[Saved data entries]
---*---
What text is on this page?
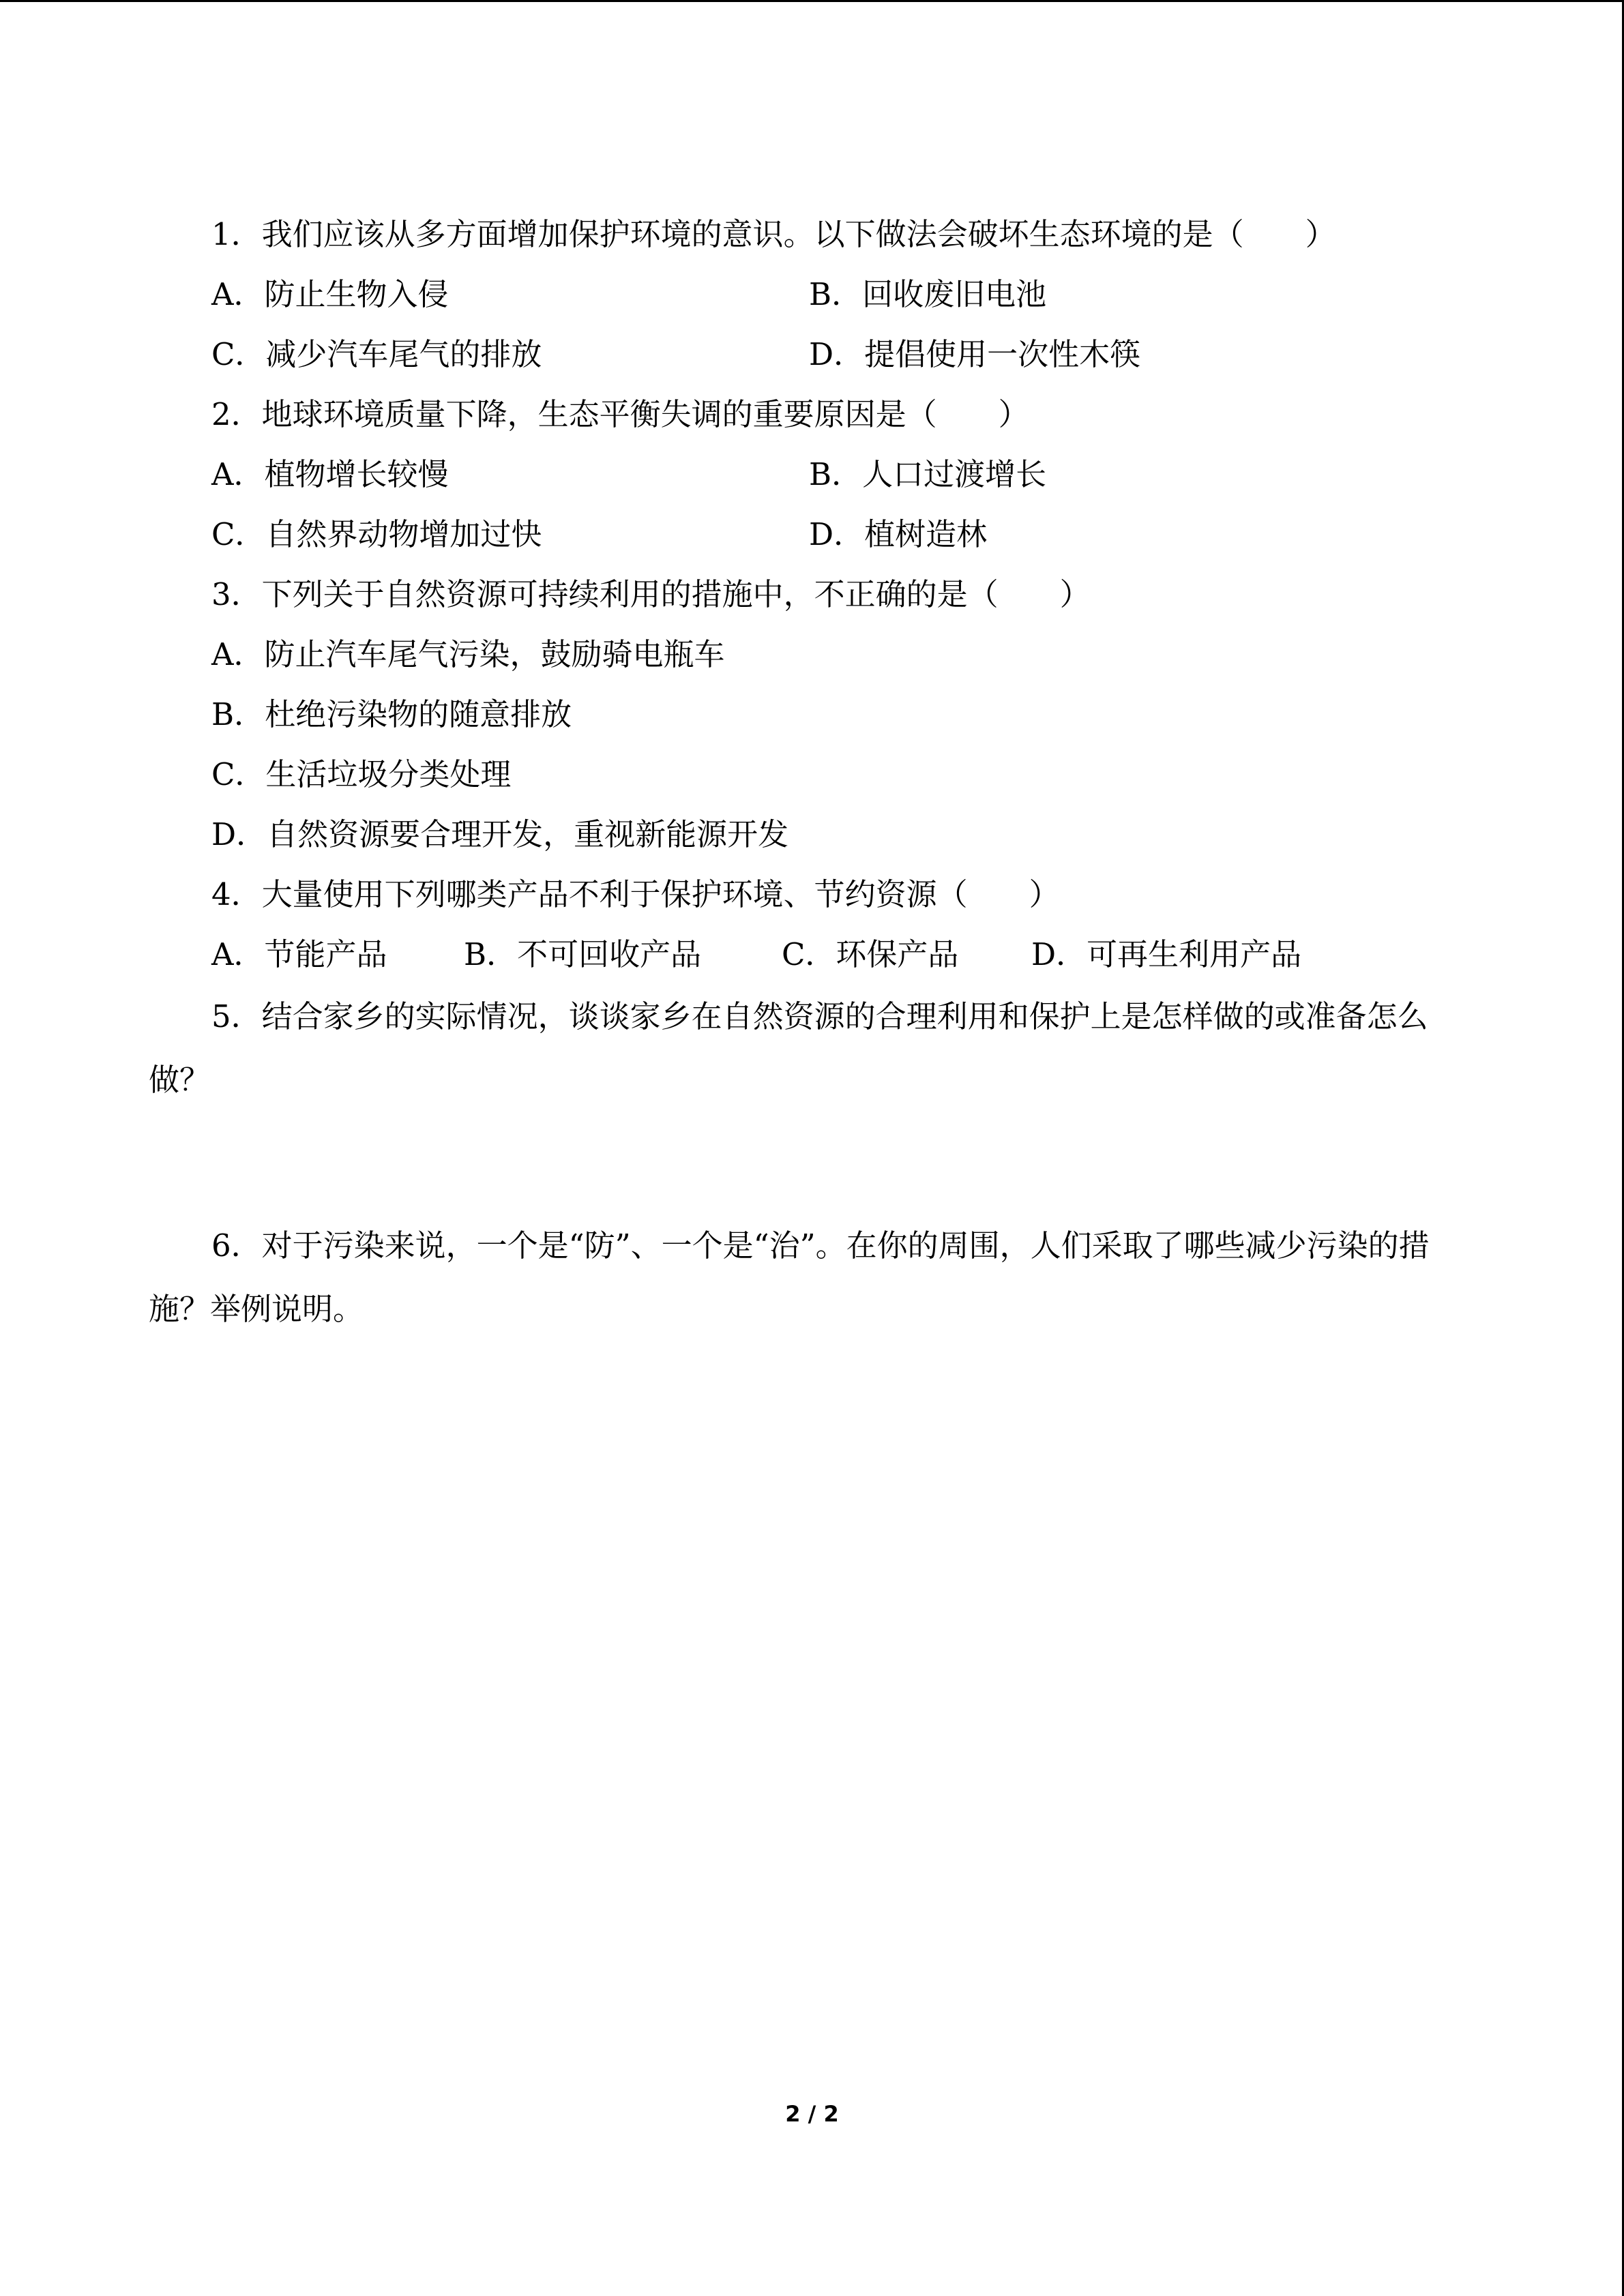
1．我们应该从多方面增加保护环境的意识。以下做法会破坏生态环境的是（　　）
A．防止生物入侵	B．回收废旧电池
C．减少汽车尾气的排放	D．提倡使用一次性木筷
2．地球环境质量下降，生态平衡失调的重要原因是（　　）
A．植物增长较慢	B．人口过渡增长
C．自然界动物增加过快	D．植树造林
3．下列关于自然资源可持续利用的措施中，不正确的是（　　）
A．防止汽车尾气污染，鼓励骑电瓶车
B．杜绝污染物的随意排放
C．生活垃圾分类处理
D．自然资源要合理开发，重视新能源开发
4．大量使用下列哪类产品不利于保护环境、节约资源（　　）
A．节能产品	B．不可回收产品	C．环保产品 D．可再生利用产品
5．结合家乡的实际情况，谈谈家乡在自然资源的合理利用和保护上是怎样做的或准备怎么做？
6．对于污染来说，一个是“防”、一个是“治”。在你的周围，人们采取了哪些减少污染的措施？举例说明。
2 / 2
---*---
» PROBLEM DETAILS:
Please write out all the data again word for word, but not the pictures.

» WORKED SOLUTION:
What text is on this page?
1．我们应该从多方面增加保护环境的意识。以下做法会破坏生态环境的是（　　）
A．防止生物入侵	B．回收废旧电池
C．减少汽车尾气的排放	D．提倡使用一次性木筷
2．地球环境质量下降，生态平衡失调的重要原因是（　　）
A．植物增长较慢	B．人口过渡增长
C．自然界动物增加过快	D．植树造林
3．下列关于自然资源可持续利用的措施中，不正确的是（　　）
A．防止汽车尾气污染，鼓励骑电瓶车
B．杜绝污染物的随意排放
C．生活垃圾分类处理
D．自然资源要合理开发，重视新能源开发
4．大量使用下列哪类产品不利于保护环境、节约资源（　　）
A．节能产品	B．不可回收产品	C．环保产品 D．可再生利用产品
5．结合家乡的实际情况，谈谈家乡在自然资源的合理利用和保护上是怎样做的或准备怎么做？
6．对于污染来说，一个是“防”、一个是“治”。在你的周围，人们采取了哪些减少污染的措施？举例说明。
2 / 2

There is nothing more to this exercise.